[Start of Records supplied]
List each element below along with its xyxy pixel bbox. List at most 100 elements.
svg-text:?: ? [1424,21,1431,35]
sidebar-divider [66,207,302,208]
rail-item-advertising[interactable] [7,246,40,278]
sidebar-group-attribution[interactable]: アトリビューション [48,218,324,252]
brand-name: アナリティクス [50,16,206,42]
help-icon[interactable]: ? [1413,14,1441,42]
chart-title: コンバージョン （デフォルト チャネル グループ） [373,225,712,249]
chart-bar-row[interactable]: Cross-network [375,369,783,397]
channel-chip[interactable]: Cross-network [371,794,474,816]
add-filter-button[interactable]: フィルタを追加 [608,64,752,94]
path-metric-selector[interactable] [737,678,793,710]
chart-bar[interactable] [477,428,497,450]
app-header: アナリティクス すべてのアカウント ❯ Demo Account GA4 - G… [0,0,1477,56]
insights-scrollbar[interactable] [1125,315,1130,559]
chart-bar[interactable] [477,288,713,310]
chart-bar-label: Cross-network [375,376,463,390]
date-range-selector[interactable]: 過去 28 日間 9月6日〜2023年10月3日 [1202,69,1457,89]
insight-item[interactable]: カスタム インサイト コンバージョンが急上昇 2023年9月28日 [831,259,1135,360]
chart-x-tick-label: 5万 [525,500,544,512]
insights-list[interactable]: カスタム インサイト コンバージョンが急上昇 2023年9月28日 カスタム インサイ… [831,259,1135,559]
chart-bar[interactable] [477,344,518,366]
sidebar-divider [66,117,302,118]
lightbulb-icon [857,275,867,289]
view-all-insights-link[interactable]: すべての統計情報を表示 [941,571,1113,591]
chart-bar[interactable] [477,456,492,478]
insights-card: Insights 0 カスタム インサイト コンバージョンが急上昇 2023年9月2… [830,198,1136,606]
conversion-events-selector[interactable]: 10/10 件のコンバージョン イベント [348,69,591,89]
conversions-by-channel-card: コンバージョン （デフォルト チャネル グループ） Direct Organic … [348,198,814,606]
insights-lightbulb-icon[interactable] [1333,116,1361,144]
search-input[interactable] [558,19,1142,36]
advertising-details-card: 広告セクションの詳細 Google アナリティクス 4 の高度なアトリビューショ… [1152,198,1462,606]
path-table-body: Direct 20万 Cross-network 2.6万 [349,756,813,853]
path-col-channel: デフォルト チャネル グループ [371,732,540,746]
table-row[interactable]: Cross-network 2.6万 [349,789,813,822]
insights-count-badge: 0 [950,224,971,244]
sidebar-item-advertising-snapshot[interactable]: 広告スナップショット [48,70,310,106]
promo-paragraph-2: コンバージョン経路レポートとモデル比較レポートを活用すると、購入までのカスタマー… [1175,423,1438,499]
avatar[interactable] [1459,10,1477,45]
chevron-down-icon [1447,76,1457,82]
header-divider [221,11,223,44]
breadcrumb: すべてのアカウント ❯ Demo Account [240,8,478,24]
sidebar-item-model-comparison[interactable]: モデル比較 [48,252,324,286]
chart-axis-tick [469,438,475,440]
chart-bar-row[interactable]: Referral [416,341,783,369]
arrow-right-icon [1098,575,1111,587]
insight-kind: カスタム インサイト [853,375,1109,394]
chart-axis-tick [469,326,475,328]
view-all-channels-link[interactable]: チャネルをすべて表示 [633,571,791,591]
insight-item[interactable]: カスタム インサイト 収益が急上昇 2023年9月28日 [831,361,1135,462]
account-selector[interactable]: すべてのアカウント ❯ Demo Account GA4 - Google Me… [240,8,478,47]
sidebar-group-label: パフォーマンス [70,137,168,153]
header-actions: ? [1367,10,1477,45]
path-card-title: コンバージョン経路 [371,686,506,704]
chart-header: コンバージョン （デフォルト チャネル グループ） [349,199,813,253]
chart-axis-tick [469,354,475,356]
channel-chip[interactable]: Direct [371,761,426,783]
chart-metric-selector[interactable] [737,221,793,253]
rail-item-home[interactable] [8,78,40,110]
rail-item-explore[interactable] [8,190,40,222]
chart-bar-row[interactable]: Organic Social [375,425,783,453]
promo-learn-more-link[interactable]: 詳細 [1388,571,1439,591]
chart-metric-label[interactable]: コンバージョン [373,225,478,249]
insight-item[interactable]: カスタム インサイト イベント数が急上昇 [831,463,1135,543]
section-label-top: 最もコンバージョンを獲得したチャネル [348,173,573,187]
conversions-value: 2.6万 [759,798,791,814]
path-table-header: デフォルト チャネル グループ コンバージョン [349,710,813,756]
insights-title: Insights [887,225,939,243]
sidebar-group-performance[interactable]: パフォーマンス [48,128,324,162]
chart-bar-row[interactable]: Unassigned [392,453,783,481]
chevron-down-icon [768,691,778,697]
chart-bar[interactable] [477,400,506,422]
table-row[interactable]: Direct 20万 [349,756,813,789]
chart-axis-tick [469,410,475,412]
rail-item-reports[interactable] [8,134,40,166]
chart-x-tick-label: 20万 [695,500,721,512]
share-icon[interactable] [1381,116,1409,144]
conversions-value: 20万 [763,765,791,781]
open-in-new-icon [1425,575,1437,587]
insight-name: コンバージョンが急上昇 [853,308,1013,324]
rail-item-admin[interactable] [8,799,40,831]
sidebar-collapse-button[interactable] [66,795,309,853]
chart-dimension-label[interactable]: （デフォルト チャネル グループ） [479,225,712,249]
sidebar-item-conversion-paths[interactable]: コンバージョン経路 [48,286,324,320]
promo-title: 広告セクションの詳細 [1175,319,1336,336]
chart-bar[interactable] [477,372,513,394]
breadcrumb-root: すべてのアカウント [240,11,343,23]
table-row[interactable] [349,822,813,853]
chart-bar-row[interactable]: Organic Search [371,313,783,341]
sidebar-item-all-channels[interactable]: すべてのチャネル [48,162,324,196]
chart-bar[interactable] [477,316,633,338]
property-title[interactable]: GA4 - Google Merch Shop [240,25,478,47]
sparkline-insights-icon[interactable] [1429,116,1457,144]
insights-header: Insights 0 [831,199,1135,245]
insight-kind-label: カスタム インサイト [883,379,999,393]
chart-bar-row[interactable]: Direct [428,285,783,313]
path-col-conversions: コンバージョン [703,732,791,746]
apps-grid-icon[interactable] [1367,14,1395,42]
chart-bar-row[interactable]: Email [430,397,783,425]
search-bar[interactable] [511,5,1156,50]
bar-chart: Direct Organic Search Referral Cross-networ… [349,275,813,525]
[End of Records supplied]
* What the exercise asks
Could you return every line of the material above verbatim, keeping the original order?

* Worked solution
List each element below along with its xyxy pixel bbox. List at most 100 elements.
svg-text:?: ? [1424,21,1431,35]
sidebar-divider [66,207,302,208]
rail-item-advertising[interactable] [7,246,40,278]
sidebar-group-attribution[interactable]: アトリビューション [48,218,324,252]
brand-name: アナリティクス [50,16,206,42]
help-icon[interactable]: ? [1413,14,1441,42]
chart-title: コンバージョン （デフォルト チャネル グループ） [373,225,712,249]
chart-bar-row[interactable]: Cross-network [375,369,783,397]
channel-chip[interactable]: Cross-network [371,794,474,816]
add-filter-button[interactable]: フィルタを追加 [608,64,752,94]
path-metric-selector[interactable] [737,678,793,710]
chart-bar[interactable] [477,428,497,450]
app-header: アナリティクス すべてのアカウント ❯ Demo Account GA4 - G… [0,0,1477,56]
insights-scrollbar[interactable] [1125,315,1130,559]
chart-bar[interactable] [477,288,713,310]
chart-bar-label: Cross-network [375,376,463,390]
date-range-selector[interactable]: 過去 28 日間 9月6日〜2023年10月3日 [1202,69,1457,89]
insight-item[interactable]: カスタム インサイト コンバージョンが急上昇 2023年9月28日 [831,259,1135,360]
chart-x-tick-label: 5万 [525,500,544,512]
insights-list[interactable]: カスタム インサイト コンバージョンが急上昇 2023年9月28日 カスタム インサイ… [831,259,1135,559]
chart-bar[interactable] [477,344,518,366]
sidebar-divider [66,117,302,118]
lightbulb-icon [857,275,867,289]
view-all-insights-link[interactable]: すべての統計情報を表示 [941,571,1113,591]
chart-bar[interactable] [477,456,492,478]
insights-card: Insights 0 カスタム インサイト コンバージョンが急上昇 2023年9月2… [830,198,1136,606]
conversion-events-selector[interactable]: 10/10 件のコンバージョン イベント [348,69,591,89]
conversions-by-channel-card: コンバージョン （デフォルト チャネル グループ） Direct Organic … [348,198,814,606]
insights-lightbulb-icon[interactable] [1333,116,1361,144]
search-input[interactable] [558,19,1142,36]
advertising-details-card: 広告セクションの詳細 Google アナリティクス 4 の高度なアトリビューショ… [1152,198,1462,606]
path-table-body: Direct 20万 Cross-network 2.6万 [349,756,813,853]
path-col-channel: デフォルト チャネル グループ [371,732,540,746]
table-row[interactable]: Cross-network 2.6万 [349,789,813,822]
insights-count-badge: 0 [950,224,971,244]
sidebar-item-advertising-snapshot[interactable]: 広告スナップショット [48,70,310,106]
promo-paragraph-2: コンバージョン経路レポートとモデル比較レポートを活用すると、購入までのカスタマー… [1175,423,1438,499]
avatar[interactable] [1459,10,1477,45]
chevron-down-icon [1447,76,1457,82]
header-divider [221,11,223,44]
breadcrumb: すべてのアカウント ❯ Demo Account [240,8,478,24]
sidebar-item-model-comparison[interactable]: モデル比較 [48,252,324,286]
chart-axis-tick [469,438,475,440]
chart-bar-row[interactable]: Referral [416,341,783,369]
arrow-right-icon [1098,575,1111,587]
insight-kind: カスタム インサイト [853,375,1109,394]
chart-axis-tick [469,326,475,328]
view-all-channels-link[interactable]: チャネルをすべて表示 [633,571,791,591]
insight-item[interactable]: カスタム インサイト 収益が急上昇 2023年9月28日 [831,361,1135,462]
account-selector[interactable]: すべてのアカウント ❯ Demo Account GA4 - Google Me… [240,8,478,47]
sidebar-group-label: パフォーマンス [70,137,168,153]
header-actions: ? [1367,10,1477,45]
path-card-title: コンバージョン経路 [371,686,506,704]
chart-header: コンバージョン （デフォルト チャネル グループ） [349,199,813,253]
chart-axis-tick [469,354,475,356]
channel-chip[interactable]: Direct [371,761,426,783]
chart-metric-selector[interactable] [737,221,793,253]
rail-item-home[interactable] [8,78,40,110]
rail-item-explore[interactable] [8,190,40,222]
chart-bar-row[interactable]: Organic Social [375,425,783,453]
promo-learn-more-link[interactable]: 詳細 [1388,571,1439,591]
chart-metric-label[interactable]: コンバージョン [373,225,478,249]
insight-item[interactable]: カスタム インサイト イベント数が急上昇 [831,463,1135,543]
section-label-top: 最もコンバージョンを獲得したチャネル [348,173,573,187]
conversions-value: 2.6万 [759,798,791,814]
path-table-header: デフォルト チャネル グループ コンバージョン [349,710,813,756]
insights-title: Insights [887,225,939,243]
sidebar-group-performance[interactable]: パフォーマンス [48,128,324,162]
chart-bar-row[interactable]: Unassigned [392,453,783,481]
chevron-down-icon [768,691,778,697]
chart-bar[interactable] [477,400,506,422]
table-row[interactable]: Direct 20万 [349,756,813,789]
chart-axis-tick [469,410,475,412]
rail-item-reports[interactable] [8,134,40,166]
chart-x-tick-label: 20万 [695,500,721,512]
share-icon[interactable] [1381,116,1409,144]
conversions-value: 20万 [763,765,791,781]
open-in-new-icon [1425,575,1437,587]
insight-name: コンバージョンが急上昇 [853,308,1013,324]
rail-item-admin[interactable] [8,799,40,831]
sidebar-collapse-button[interactable] [66,795,309,853]
chart-dimension-label[interactable]: （デフォルト チャネル グループ） [479,225,712,249]
sidebar-item-conversion-paths[interactable]: コンバージョン経路 [48,286,324,320]
promo-title: 広告セクションの詳細 [1175,319,1336,336]
chart-bar[interactable] [477,372,513,394]
breadcrumb-root: すべてのアカウント [240,11,343,23]
table-row[interactable] [349,822,813,853]
chart-bar-row[interactable]: Organic Search [371,313,783,341]
sidebar-item-all-channels[interactable]: すべてのチャネル [48,162,324,196]
chart-bar[interactable] [477,316,633,338]
property-title[interactable]: GA4 - Google Merch Shop [240,25,478,47]
sparkline-insights-icon[interactable] [1429,116,1457,144]
insights-header: Insights 0 [831,199,1135,245]
insight-kind-label: カスタム インサイト [883,379,999,393]
chart-bar-row[interactable]: Direct [428,285,783,313]
path-col-conversions: コンバージョン [703,732,791,746]
apps-grid-icon[interactable] [1367,14,1395,42]
chart-bar-row[interactable]: Email [430,397,783,425]
search-bar[interactable] [511,5,1156,50]
bar-chart: Direct Organic Search Referral Cross-networ… [349,275,813,525]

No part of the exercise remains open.